▸ **REQUIREMENTS**
Look for the word "sigma" in each line and report the count of matching lines, with nothing added.

▸ **Figure contents as structured data**
|---|
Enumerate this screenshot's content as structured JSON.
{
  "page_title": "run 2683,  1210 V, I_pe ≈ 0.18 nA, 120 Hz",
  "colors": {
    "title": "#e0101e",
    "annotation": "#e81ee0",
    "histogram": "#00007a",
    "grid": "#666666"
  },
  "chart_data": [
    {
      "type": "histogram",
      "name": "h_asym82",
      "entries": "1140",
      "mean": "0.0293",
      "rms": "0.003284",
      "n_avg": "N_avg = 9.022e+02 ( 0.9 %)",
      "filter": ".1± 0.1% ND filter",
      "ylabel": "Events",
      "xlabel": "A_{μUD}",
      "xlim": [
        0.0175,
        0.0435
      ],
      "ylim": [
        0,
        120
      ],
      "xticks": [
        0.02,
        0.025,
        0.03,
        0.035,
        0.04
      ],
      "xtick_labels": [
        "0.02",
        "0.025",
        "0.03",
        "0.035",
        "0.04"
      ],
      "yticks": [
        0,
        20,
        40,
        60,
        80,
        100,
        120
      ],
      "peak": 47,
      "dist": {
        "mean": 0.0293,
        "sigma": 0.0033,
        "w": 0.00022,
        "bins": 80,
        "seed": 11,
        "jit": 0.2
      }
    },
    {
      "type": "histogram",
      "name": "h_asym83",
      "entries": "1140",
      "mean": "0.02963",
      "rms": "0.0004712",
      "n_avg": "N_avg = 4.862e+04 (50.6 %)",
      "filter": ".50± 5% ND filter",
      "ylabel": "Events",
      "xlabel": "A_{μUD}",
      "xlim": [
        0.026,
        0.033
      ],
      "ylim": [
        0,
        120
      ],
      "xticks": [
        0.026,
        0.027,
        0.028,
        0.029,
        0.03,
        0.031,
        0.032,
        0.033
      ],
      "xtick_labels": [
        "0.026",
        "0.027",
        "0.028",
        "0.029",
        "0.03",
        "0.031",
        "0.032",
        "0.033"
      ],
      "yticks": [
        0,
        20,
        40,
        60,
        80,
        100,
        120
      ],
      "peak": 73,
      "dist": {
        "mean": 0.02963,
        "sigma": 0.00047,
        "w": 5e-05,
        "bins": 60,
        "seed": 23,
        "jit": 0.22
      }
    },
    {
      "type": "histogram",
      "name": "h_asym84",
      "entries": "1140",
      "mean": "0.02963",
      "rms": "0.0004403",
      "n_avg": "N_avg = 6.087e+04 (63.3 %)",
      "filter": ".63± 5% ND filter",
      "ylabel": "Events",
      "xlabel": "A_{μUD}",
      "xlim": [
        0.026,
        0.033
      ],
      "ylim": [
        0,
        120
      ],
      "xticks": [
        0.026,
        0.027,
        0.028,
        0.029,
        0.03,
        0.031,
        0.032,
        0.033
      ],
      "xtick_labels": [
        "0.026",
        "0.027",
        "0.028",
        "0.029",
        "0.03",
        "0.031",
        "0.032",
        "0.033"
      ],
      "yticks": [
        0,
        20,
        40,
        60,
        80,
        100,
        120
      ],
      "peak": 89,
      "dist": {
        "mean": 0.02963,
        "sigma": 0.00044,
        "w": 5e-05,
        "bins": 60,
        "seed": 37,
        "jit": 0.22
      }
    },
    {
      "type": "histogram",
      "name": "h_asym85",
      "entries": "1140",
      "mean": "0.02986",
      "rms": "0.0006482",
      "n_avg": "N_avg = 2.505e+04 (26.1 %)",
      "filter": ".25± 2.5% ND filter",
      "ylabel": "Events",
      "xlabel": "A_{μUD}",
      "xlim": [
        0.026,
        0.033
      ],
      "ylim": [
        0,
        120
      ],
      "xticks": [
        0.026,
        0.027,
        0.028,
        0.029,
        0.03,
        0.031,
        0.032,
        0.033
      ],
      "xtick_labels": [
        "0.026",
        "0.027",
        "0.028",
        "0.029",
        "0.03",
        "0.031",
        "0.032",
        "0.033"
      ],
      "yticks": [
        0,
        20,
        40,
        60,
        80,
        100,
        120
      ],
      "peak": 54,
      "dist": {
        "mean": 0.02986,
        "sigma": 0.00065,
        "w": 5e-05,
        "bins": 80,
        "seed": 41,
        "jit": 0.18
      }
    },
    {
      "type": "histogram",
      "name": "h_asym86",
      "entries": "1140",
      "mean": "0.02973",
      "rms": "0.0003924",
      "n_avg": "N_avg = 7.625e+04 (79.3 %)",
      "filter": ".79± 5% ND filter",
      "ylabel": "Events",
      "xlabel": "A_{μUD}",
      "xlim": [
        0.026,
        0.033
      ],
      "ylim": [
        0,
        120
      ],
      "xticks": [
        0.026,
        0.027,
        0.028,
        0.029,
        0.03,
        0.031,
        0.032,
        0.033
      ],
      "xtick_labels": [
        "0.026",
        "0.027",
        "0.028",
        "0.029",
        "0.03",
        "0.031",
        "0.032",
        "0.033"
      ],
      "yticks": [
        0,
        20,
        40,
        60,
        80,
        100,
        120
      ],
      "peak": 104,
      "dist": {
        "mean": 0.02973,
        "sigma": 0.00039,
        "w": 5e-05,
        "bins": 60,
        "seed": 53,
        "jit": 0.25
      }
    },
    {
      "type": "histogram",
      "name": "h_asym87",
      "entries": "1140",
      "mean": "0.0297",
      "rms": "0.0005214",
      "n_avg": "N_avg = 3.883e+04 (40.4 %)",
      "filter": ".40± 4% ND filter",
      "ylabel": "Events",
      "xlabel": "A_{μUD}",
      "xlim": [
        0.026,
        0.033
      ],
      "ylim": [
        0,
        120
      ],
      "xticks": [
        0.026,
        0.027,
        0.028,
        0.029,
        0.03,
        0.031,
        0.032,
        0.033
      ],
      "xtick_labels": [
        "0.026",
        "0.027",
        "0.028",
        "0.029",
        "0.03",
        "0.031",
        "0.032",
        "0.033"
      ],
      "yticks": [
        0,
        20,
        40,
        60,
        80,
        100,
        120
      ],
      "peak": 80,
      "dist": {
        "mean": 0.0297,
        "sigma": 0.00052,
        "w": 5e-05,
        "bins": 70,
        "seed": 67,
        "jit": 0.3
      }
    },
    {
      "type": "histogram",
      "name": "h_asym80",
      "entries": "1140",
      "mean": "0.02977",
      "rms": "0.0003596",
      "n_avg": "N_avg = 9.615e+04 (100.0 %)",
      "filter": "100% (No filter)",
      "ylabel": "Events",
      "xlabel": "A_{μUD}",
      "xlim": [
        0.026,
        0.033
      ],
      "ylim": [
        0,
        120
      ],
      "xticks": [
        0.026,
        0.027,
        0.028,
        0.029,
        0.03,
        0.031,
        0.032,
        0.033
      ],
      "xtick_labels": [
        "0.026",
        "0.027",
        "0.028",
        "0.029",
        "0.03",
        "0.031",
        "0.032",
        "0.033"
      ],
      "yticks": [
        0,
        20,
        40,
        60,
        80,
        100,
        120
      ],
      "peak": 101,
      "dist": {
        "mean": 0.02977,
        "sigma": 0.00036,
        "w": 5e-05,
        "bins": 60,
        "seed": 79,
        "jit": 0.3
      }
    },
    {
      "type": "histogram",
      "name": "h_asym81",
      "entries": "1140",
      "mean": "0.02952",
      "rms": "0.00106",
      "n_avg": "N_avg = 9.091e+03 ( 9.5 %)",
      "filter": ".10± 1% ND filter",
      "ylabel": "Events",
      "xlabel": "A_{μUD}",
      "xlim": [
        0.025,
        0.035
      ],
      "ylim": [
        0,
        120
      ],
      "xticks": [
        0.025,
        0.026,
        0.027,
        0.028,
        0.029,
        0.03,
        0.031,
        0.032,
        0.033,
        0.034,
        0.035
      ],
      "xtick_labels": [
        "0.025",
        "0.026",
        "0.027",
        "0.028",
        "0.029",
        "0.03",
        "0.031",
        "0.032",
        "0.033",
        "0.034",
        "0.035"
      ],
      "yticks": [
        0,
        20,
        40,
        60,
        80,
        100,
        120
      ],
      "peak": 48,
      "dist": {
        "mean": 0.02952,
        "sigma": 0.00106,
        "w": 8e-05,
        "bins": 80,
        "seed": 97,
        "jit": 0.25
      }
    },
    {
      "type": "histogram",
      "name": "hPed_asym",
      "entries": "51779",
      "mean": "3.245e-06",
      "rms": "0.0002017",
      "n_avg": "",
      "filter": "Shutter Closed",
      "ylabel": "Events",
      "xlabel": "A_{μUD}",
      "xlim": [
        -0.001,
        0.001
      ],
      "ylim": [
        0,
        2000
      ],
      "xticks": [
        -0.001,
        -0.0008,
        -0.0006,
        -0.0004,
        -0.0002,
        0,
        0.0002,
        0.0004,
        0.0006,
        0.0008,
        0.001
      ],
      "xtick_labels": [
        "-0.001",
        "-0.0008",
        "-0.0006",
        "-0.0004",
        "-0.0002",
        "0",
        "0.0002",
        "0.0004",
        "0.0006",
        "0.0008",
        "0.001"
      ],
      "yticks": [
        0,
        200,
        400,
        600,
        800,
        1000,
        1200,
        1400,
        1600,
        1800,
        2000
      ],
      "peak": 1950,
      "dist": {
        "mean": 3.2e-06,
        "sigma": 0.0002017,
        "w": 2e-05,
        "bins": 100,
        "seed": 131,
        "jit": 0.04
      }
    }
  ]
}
|---|
▸ **RESULT**
9